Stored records
··········
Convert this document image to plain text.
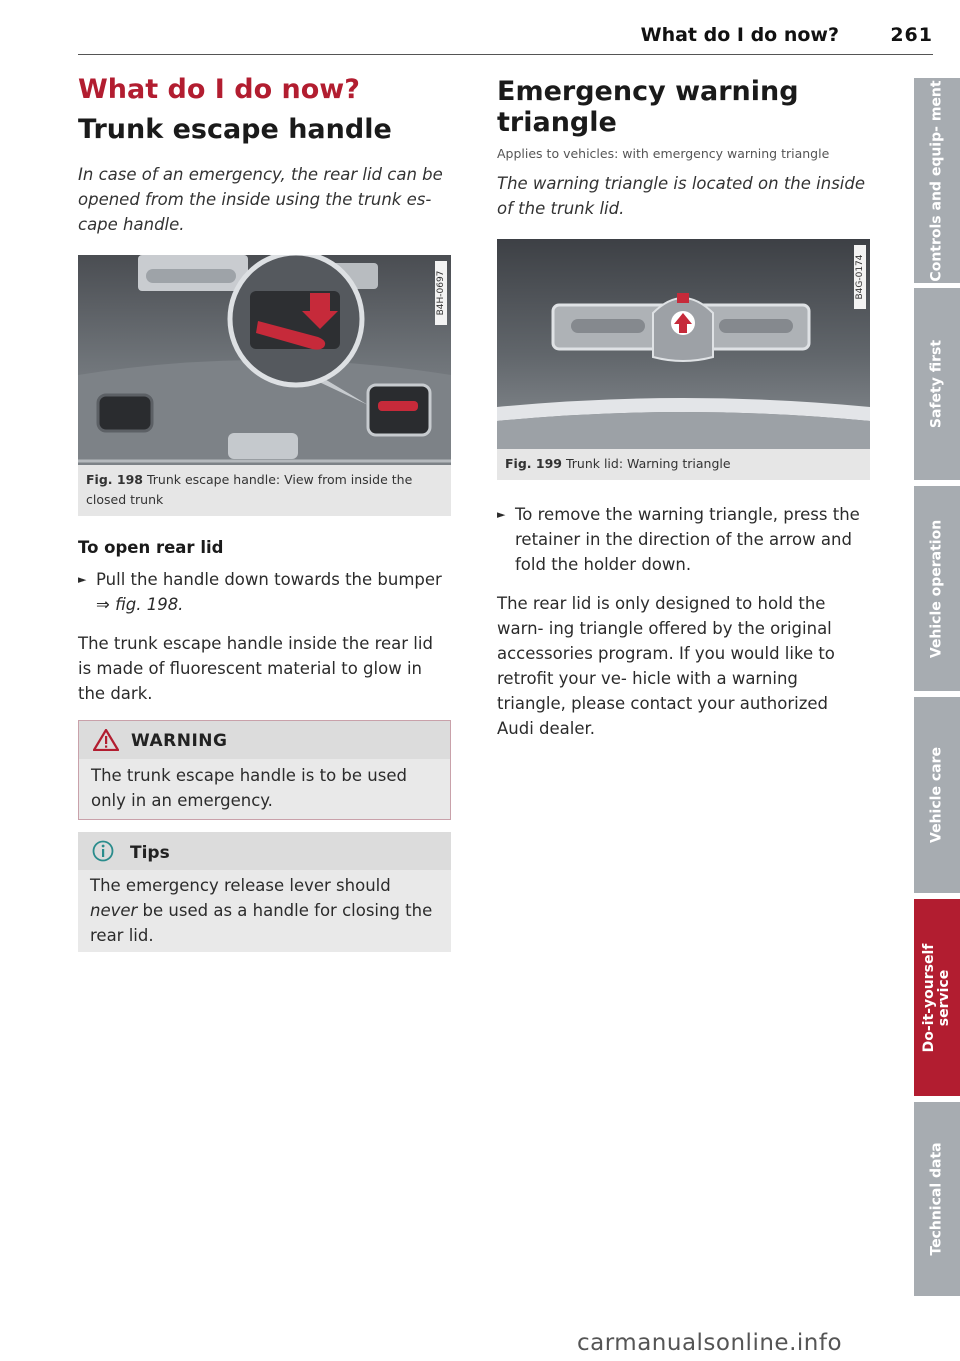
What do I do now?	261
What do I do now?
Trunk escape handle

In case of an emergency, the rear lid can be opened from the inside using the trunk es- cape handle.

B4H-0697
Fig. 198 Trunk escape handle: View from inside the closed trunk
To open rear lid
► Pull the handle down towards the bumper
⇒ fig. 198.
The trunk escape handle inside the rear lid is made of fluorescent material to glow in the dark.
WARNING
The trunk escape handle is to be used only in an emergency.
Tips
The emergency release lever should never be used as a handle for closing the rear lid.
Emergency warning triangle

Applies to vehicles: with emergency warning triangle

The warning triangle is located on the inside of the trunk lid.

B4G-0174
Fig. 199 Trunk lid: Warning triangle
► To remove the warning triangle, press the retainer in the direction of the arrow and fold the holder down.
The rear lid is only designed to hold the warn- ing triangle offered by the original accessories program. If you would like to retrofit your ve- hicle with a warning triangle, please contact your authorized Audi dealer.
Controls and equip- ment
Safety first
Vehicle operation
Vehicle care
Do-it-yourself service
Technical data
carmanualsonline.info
··········
*INSTRUCTIONS TO FOLLOW*. Excluding the pictures, restate the records above word for word.

*ANSWER IN FULL*.
Convert this document image to plain text.
What do I do now?	261
What do I do now?
Trunk escape handle

In case of an emergency, the rear lid can be opened from the inside using the trunk es- cape handle.

B4H-0697
Fig. 198 Trunk escape handle: View from inside the closed trunk
To open rear lid
► Pull the handle down towards the bumper
⇒ fig. 198.
The trunk escape handle inside the rear lid is made of fluorescent material to glow in the dark.
WARNING
The trunk escape handle is to be used only in an emergency.
Tips
The emergency release lever should never be used as a handle for closing the rear lid.
Emergency warning triangle

Applies to vehicles: with emergency warning triangle

The warning triangle is located on the inside of the trunk lid.

B4G-0174
Fig. 199 Trunk lid: Warning triangle
► To remove the warning triangle, press the retainer in the direction of the arrow and fold the holder down.
The rear lid is only designed to hold the warn- ing triangle offered by the original accessories program. If you would like to retrofit your ve- hicle with a warning triangle, please contact your authorized Audi dealer.
Controls and equip- ment
Safety first
Vehicle operation
Vehicle care
Do-it-yourself service
Technical data
carmanualsonline.info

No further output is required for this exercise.